BEGIN PROVIDED MATERIAL

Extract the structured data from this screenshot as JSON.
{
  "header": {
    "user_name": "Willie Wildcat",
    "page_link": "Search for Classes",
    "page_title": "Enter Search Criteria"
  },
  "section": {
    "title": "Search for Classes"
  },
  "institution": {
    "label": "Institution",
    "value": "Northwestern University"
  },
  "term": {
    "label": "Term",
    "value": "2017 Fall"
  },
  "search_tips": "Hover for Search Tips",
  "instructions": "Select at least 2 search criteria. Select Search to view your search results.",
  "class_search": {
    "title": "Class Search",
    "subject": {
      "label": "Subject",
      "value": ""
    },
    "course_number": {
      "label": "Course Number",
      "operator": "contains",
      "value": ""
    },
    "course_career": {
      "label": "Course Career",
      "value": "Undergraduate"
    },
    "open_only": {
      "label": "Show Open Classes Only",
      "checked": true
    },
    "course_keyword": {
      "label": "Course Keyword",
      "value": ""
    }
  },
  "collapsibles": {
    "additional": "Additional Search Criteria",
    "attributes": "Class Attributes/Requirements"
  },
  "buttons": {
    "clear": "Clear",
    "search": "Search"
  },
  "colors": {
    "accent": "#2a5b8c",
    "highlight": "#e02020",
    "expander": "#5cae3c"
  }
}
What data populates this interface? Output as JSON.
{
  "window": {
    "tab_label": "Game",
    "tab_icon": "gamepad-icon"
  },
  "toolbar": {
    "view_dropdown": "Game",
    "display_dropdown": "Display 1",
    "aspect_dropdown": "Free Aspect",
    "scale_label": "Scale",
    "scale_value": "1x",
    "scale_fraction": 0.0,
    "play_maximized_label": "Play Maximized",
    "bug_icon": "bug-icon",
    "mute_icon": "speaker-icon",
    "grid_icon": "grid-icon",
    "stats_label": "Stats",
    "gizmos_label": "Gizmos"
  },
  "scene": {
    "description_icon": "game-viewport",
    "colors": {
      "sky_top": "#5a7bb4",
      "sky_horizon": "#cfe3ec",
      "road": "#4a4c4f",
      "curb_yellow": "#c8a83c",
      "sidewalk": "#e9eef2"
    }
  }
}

END PROVIDED MATERIAL

### WHAT YOU NEED TO DO
With both ends included, please retype exactly the lines from the line containing "What data populates" to the final line of the data.

### CORRECT OUTPUT
What data populates this interface? Output as JSON.
{
  "window": {
    "tab_label": "Game",
    "tab_icon": "gamepad-icon"
  },
  "toolbar": {
    "view_dropdown": "Game",
    "display_dropdown": "Display 1",
    "aspect_dropdown": "Free Aspect",
    "scale_label": "Scale",
    "scale_value": "1x",
    "scale_fraction": 0.0,
    "play_maximized_label": "Play Maximized",
    "bug_icon": "bug-icon",
    "mute_icon": "speaker-icon",
    "grid_icon": "grid-icon",
    "stats_label": "Stats",
    "gizmos_label": "Gizmos"
  },
  "scene": {
    "description_icon": "game-viewport",
    "colors": {
      "sky_top": "#5a7bb4",
      "sky_horizon": "#cfe3ec",
      "road": "#4a4c4f",
      "curb_yellow": "#c8a83c",
      "sidewalk": "#e9eef2"
    }
  }
}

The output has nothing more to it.